# Source data
====================
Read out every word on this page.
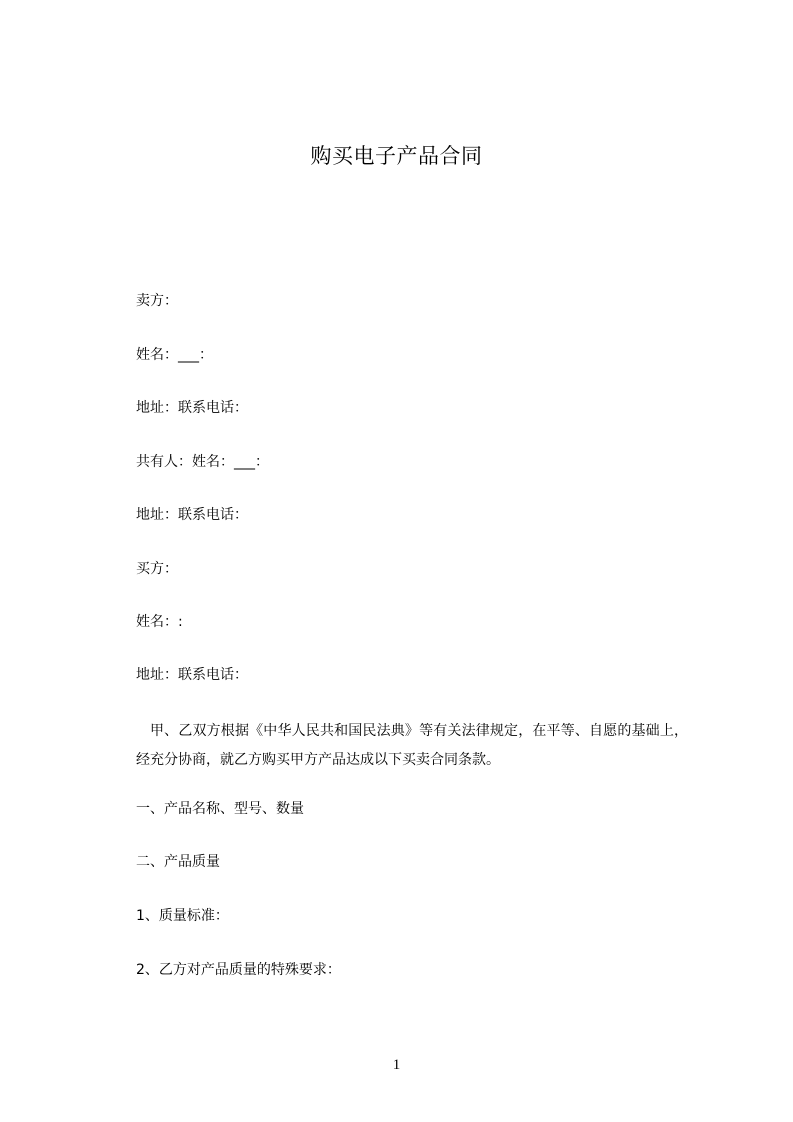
购买电子产品合同
卖方：
姓名：___：
地址：联系电话：
共有人：姓名：___：
地址：联系电话：
买方：
姓名：:
地址：联系电话：
甲、乙双方根据《中华人民共和国民法典》等有关法律规定，在平等、自愿的基础上，经充分协商，就乙方购买甲方产品达成以下买卖合同条款。
一、产品名称、型号、数量
二、产品质量
1、质量标准：
2、乙方对产品质量的特殊要求：
1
====================
# What to produce
Pictures don't belong in the copy. Transcribe every record exactly as it appears.

# Exercise output
Read out every word on this page.
购买电子产品合同
卖方：
姓名：___：
地址：联系电话：
共有人：姓名：___：
地址：联系电话：
买方：
姓名：:
地址：联系电话：
甲、乙双方根据《中华人民共和国民法典》等有关法律规定，在平等、自愿的基础上，经充分协商，就乙方购买甲方产品达成以下买卖合同条款。
一、产品名称、型号、数量
二、产品质量
1、质量标准：
2、乙方对产品质量的特殊要求：
1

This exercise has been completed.